§ **Problem to solve**
Identify the lines that contain the word "style" and copy each one.

(Structured figure records)
##########
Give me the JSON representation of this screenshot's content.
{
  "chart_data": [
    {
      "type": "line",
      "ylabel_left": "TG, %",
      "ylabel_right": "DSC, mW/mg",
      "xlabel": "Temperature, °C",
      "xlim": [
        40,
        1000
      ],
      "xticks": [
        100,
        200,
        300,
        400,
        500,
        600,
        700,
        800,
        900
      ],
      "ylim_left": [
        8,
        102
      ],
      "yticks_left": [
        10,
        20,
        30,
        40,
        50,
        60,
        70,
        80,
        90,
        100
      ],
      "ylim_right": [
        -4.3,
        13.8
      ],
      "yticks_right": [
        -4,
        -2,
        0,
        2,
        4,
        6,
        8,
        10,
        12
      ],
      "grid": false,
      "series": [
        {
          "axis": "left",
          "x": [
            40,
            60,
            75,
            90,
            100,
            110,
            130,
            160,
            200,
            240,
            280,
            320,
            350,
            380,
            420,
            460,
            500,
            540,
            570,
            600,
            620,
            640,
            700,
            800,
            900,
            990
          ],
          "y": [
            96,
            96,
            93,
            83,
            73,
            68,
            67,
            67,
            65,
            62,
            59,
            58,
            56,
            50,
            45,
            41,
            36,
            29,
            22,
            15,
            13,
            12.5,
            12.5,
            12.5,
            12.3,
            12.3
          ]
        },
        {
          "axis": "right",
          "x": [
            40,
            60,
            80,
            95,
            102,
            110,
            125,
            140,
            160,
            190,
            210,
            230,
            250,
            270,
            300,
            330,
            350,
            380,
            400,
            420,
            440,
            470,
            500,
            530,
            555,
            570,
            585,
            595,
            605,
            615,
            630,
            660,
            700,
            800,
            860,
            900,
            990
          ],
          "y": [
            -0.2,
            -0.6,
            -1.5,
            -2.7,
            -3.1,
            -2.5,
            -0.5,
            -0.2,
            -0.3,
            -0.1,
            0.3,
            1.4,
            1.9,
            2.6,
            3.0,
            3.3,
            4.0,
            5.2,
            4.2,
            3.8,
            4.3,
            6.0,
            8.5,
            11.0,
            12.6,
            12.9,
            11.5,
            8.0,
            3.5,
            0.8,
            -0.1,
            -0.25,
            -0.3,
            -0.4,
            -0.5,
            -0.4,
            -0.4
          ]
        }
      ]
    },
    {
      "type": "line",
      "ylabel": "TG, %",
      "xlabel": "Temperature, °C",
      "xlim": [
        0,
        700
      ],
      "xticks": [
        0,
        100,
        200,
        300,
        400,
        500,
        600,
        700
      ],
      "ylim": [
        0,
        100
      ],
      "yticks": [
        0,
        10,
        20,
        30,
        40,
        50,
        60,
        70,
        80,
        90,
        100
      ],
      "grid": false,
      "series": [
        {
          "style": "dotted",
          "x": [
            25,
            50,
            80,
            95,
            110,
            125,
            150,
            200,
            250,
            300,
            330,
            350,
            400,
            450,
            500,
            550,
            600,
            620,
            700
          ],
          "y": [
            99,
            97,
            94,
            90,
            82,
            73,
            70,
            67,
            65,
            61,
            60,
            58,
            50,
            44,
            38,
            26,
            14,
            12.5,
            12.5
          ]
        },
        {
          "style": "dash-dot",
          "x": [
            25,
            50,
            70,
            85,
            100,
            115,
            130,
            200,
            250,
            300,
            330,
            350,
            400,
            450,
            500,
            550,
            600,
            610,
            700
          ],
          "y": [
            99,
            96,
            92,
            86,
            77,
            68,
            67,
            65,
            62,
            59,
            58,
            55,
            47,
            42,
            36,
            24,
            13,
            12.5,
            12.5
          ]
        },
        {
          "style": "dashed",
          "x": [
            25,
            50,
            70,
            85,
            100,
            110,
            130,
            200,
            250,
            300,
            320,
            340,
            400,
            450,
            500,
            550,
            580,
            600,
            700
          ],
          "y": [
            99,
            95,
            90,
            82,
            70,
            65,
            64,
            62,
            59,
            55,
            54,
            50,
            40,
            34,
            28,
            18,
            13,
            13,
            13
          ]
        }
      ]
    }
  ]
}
##########
§ **Task result**
          "style": "dotted",
          "style": "dash-dot",
          "style": "dashed",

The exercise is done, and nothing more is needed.